**Exercise prompt**: Each line of the material below should be reproduced exactly.

**Collected data**:
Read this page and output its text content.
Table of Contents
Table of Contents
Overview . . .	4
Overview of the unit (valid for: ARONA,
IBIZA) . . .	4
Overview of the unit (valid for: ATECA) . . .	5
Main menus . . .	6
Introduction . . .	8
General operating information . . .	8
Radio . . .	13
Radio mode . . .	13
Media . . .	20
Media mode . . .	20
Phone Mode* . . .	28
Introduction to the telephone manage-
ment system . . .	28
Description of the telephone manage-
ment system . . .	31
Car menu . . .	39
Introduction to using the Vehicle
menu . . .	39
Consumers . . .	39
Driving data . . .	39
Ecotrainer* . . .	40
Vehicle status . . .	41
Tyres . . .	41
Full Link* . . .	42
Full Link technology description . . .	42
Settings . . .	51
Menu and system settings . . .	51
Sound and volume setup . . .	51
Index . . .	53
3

**Response for this exercise**:
Read this page and output its text content.
Table of Contents
Table of Contents
Overview . . .	4
Overview of the unit (valid for: ARONA,
IBIZA) . . .	4
Overview of the unit (valid for: ATECA) . . .	5
Main menus . . .	6
Introduction . . .	8
General operating information . . .	8
Radio . . .	13
Radio mode . . .	13
Media . . .	20
Media mode . . .	20
Phone Mode* . . .	28
Introduction to the telephone manage-
ment system . . .	28
Description of the telephone manage-
ment system . . .	31
Car menu . . .	39
Introduction to using the Vehicle
menu . . .	39
Consumers . . .	39
Driving data . . .	39
Ecotrainer* . . .	40
Vehicle status . . .	41
Tyres . . .	41
Full Link* . . .	42
Full Link technology description . . .	42
Settings . . .	51
Menu and system settings . . .	51
Sound and volume setup . . .	51
Index . . .	53
3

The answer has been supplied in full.